-- Start of Supplied data --

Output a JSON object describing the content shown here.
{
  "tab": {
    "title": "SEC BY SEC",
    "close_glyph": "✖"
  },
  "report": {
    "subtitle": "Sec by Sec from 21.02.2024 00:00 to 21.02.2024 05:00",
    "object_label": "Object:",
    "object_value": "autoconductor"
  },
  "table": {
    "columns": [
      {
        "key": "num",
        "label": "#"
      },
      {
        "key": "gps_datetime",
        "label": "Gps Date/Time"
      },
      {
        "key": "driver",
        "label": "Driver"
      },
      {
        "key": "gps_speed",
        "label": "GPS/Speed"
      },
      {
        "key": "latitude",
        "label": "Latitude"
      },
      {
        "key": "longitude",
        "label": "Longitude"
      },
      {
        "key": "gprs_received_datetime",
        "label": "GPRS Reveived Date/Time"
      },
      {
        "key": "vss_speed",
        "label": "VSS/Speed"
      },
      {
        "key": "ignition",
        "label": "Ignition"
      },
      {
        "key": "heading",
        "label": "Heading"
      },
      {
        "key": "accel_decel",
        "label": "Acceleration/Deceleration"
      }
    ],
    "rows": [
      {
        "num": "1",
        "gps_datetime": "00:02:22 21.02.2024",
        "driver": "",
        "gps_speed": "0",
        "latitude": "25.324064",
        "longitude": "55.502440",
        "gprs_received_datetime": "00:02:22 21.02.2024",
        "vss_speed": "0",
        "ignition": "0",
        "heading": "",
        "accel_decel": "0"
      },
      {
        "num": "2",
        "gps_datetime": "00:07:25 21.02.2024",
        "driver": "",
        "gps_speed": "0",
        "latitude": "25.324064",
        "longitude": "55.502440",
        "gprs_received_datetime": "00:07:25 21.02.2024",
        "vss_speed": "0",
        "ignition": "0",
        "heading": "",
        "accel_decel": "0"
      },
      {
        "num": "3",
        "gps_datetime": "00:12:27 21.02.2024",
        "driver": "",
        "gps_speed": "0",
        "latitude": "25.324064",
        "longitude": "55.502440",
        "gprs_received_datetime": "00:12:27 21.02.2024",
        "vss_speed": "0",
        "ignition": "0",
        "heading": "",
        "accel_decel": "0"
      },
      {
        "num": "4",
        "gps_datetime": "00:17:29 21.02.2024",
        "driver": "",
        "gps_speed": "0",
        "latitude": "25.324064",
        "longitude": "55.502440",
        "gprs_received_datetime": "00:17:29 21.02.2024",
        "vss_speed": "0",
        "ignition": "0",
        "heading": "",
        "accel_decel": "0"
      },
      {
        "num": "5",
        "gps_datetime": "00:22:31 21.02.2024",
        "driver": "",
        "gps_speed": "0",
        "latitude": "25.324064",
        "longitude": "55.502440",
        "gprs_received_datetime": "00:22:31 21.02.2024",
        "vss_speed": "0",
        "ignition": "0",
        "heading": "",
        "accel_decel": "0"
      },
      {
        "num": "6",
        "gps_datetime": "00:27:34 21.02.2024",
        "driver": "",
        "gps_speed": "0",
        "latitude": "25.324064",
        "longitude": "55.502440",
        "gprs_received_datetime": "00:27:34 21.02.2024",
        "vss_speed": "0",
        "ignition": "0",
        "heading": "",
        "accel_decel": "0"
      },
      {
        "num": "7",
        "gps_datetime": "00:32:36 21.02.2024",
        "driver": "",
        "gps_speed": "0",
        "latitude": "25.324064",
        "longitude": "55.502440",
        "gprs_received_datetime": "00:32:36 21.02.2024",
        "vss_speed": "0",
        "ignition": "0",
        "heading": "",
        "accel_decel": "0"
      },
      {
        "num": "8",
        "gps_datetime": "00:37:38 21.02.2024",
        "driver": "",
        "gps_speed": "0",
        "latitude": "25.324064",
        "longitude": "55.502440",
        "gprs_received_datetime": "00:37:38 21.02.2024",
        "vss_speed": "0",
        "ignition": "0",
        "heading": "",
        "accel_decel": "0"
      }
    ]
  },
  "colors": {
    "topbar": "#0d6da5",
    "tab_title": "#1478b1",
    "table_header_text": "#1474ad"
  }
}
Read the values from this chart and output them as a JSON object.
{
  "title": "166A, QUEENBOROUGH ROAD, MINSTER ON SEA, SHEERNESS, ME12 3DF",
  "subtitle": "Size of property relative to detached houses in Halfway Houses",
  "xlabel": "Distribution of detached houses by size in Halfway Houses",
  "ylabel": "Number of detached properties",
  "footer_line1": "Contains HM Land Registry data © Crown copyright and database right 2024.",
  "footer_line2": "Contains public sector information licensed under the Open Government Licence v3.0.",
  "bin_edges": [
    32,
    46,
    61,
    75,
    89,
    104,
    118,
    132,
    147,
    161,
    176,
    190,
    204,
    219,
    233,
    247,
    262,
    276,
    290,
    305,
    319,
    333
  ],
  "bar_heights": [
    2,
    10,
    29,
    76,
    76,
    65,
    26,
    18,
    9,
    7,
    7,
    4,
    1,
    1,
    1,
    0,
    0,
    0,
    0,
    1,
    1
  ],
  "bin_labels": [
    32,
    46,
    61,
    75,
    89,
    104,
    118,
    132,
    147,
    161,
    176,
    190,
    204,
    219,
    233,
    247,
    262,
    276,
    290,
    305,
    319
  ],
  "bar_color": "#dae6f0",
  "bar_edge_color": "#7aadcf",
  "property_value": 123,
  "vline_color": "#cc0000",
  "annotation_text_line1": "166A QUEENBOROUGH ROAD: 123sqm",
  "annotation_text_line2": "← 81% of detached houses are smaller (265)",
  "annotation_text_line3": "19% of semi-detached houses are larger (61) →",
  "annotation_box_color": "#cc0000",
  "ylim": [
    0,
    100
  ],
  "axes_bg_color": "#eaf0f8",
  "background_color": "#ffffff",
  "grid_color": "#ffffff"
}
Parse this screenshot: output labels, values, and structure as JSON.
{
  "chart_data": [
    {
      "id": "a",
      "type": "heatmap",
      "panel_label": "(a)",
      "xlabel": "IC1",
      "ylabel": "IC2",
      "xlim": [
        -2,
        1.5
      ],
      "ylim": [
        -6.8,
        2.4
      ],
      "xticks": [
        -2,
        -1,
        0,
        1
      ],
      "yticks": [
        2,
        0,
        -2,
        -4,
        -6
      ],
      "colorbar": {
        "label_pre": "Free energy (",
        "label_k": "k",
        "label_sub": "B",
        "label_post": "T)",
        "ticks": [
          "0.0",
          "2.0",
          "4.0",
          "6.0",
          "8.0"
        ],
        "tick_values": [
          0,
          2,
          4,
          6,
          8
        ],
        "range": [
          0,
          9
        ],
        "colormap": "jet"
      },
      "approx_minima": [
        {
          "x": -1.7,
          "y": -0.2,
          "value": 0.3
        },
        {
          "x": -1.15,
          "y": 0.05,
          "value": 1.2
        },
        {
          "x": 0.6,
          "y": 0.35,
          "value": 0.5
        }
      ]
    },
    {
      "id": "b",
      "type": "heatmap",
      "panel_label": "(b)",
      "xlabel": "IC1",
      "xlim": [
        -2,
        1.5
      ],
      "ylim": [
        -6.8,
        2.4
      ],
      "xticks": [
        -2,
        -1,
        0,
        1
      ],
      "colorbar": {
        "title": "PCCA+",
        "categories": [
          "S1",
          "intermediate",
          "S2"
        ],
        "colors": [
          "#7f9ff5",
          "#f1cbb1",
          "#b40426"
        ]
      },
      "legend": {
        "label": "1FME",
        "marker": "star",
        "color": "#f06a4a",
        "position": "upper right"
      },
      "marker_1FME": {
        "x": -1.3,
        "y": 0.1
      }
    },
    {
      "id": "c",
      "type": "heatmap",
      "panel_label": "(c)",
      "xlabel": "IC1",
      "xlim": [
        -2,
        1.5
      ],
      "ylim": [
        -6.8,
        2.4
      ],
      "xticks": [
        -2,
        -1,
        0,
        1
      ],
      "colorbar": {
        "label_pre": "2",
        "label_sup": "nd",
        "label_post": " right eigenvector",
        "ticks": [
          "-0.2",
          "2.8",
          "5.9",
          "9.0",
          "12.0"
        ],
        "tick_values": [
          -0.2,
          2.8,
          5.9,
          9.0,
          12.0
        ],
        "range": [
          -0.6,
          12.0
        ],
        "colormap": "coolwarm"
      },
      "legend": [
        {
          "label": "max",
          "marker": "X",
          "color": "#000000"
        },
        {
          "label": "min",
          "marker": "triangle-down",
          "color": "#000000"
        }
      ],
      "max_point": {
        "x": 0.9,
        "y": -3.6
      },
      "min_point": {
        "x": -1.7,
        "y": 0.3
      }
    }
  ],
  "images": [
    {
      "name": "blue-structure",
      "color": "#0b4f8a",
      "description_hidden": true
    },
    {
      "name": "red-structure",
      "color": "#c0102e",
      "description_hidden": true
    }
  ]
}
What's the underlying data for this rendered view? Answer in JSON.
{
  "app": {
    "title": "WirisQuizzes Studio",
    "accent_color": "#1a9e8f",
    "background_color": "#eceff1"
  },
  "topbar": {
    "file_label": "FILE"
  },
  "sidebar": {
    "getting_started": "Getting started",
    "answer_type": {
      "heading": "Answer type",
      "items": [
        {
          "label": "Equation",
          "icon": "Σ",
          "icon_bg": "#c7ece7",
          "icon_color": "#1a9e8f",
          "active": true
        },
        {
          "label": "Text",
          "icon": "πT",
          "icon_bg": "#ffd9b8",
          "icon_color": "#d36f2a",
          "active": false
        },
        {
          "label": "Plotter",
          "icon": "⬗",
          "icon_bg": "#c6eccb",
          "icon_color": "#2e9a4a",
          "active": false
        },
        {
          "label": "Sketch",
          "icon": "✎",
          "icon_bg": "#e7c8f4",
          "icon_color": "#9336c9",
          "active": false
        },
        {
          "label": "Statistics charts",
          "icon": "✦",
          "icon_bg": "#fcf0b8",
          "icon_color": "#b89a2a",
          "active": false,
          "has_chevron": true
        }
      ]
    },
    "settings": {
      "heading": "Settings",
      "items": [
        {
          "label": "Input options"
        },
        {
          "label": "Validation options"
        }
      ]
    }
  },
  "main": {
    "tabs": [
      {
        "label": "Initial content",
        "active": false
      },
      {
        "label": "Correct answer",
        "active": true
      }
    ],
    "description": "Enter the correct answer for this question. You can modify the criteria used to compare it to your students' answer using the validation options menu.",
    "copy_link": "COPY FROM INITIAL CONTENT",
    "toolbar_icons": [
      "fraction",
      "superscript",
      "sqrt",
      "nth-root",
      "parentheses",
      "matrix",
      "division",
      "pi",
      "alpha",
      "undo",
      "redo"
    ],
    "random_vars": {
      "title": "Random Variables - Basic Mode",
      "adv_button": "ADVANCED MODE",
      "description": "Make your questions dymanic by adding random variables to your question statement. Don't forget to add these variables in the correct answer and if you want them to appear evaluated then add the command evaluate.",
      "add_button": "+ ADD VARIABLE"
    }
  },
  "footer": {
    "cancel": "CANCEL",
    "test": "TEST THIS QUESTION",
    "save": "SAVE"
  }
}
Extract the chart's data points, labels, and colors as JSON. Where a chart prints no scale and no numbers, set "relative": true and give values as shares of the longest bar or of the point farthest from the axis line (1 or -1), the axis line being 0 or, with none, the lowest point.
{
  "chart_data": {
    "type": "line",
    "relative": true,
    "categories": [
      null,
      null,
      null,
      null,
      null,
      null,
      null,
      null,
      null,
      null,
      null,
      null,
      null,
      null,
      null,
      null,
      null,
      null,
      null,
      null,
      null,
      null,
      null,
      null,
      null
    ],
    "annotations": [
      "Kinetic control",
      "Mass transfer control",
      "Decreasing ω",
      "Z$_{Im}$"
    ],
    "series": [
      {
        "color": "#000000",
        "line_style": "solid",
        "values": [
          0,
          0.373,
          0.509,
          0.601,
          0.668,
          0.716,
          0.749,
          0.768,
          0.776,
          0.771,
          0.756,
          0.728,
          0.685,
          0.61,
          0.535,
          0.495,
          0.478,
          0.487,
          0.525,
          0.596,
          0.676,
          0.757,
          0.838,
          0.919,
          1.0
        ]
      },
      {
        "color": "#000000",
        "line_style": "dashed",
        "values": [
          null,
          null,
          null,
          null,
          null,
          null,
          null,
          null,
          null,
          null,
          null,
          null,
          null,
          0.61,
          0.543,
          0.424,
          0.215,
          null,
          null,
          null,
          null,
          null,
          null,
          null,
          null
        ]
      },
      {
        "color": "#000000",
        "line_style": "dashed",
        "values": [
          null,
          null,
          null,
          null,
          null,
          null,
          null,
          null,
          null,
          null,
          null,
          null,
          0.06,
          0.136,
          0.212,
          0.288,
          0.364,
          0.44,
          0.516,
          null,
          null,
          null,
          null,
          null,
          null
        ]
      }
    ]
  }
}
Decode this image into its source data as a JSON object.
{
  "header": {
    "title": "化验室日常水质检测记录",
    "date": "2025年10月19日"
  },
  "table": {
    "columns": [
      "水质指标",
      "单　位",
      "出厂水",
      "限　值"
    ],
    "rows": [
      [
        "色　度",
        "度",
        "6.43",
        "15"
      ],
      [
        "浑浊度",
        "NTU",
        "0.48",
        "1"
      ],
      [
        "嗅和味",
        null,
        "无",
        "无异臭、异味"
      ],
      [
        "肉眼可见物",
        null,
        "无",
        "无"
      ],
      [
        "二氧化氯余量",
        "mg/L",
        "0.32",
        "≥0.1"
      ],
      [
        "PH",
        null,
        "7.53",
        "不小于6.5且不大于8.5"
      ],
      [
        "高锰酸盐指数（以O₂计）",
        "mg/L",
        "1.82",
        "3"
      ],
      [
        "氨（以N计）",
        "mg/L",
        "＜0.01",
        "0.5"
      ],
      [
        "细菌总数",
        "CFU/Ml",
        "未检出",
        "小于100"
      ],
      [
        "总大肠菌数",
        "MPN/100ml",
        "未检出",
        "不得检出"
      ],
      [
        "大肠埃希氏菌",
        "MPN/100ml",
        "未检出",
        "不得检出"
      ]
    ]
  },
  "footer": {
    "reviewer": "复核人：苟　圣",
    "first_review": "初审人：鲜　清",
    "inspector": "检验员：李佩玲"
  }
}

-- End of Supplied data --

## Aim
Repeat exactly the lines from the line containing "Decode this image" through the last line of the records above, including both, and nothing else.

## Answer for this exercise
Decode this image into its source data as a JSON object.
{
  "header": {
    "title": "化验室日常水质检测记录",
    "date": "2025年10月19日"
  },
  "table": {
    "columns": [
      "水质指标",
      "单　位",
      "出厂水",
      "限　值"
    ],
    "rows": [
      [
        "色　度",
        "度",
        "6.43",
        "15"
      ],
      [
        "浑浊度",
        "NTU",
        "0.48",
        "1"
      ],
      [
        "嗅和味",
        null,
        "无",
        "无异臭、异味"
      ],
      [
        "肉眼可见物",
        null,
        "无",
        "无"
      ],
      [
        "二氧化氯余量",
        "mg/L",
        "0.32",
        "≥0.1"
      ],
      [
        "PH",
        null,
        "7.53",
        "不小于6.5且不大于8.5"
      ],
      [
        "高锰酸盐指数（以O₂计）",
        "mg/L",
        "1.82",
        "3"
      ],
      [
        "氨（以N计）",
        "mg/L",
        "＜0.01",
        "0.5"
      ],
      [
        "细菌总数",
        "CFU/Ml",
        "未检出",
        "小于100"
      ],
      [
        "总大肠菌数",
        "MPN/100ml",
        "未检出",
        "不得检出"
      ],
      [
        "大肠埃希氏菌",
        "MPN/100ml",
        "未检出",
        "不得检出"
      ]
    ]
  },
  "footer": {
    "reviewer": "复核人：苟　圣",
    "first_review": "初审人：鲜　清",
    "inspector": "检验员：李佩玲"
  }
}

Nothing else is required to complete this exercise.